— WRITTEN EXERCISE —
Output exactly, please, the lines of the records below from the one containing "Convert this document image to plain text." through the final line.

— RECORDED INFORMATION —
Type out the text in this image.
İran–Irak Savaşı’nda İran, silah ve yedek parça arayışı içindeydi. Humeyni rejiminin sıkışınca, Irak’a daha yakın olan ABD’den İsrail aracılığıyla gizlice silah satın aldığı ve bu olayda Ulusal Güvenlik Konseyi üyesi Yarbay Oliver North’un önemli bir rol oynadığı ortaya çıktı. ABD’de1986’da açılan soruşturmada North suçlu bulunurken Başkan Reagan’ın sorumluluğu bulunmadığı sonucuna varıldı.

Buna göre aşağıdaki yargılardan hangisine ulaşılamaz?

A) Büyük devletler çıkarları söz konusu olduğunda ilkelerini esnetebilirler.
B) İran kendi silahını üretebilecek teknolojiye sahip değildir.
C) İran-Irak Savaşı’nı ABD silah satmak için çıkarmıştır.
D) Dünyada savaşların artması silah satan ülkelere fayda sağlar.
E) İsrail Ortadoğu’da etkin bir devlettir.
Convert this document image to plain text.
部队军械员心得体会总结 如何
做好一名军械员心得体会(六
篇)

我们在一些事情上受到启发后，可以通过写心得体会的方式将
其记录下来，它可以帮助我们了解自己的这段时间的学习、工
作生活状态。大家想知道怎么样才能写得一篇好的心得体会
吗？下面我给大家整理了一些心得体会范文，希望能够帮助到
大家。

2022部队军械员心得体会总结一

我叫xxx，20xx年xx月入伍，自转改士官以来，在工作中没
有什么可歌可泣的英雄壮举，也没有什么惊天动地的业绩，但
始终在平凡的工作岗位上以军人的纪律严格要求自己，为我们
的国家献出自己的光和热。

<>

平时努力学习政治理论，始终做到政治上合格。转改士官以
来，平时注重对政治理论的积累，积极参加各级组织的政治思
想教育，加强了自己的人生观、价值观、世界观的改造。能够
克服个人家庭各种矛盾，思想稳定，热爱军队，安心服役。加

— TASK RESULT —
Convert this document image to plain text.
部队军械员心得体会总结 如何
做好一名军械员心得体会(六
篇)

我们在一些事情上受到启发后，可以通过写心得体会的方式将
其记录下来，它可以帮助我们了解自己的这段时间的学习、工
作生活状态。大家想知道怎么样才能写得一篇好的心得体会
吗？下面我给大家整理了一些心得体会范文，希望能够帮助到
大家。

2022部队军械员心得体会总结一

我叫xxx，20xx年xx月入伍，自转改士官以来，在工作中没
有什么可歌可泣的英雄壮举，也没有什么惊天动地的业绩，但
始终在平凡的工作岗位上以军人的纪律严格要求自己，为我们
的国家献出自己的光和热。

<>

平时努力学习政治理论，始终做到政治上合格。转改士官以
来，平时注重对政治理论的积累，积极参加各级组织的政治思
想教育，加强了自己的人生观、价值观、世界观的改造。能够
克服个人家庭各种矛盾，思想稳定，热爱军队，安心服役。加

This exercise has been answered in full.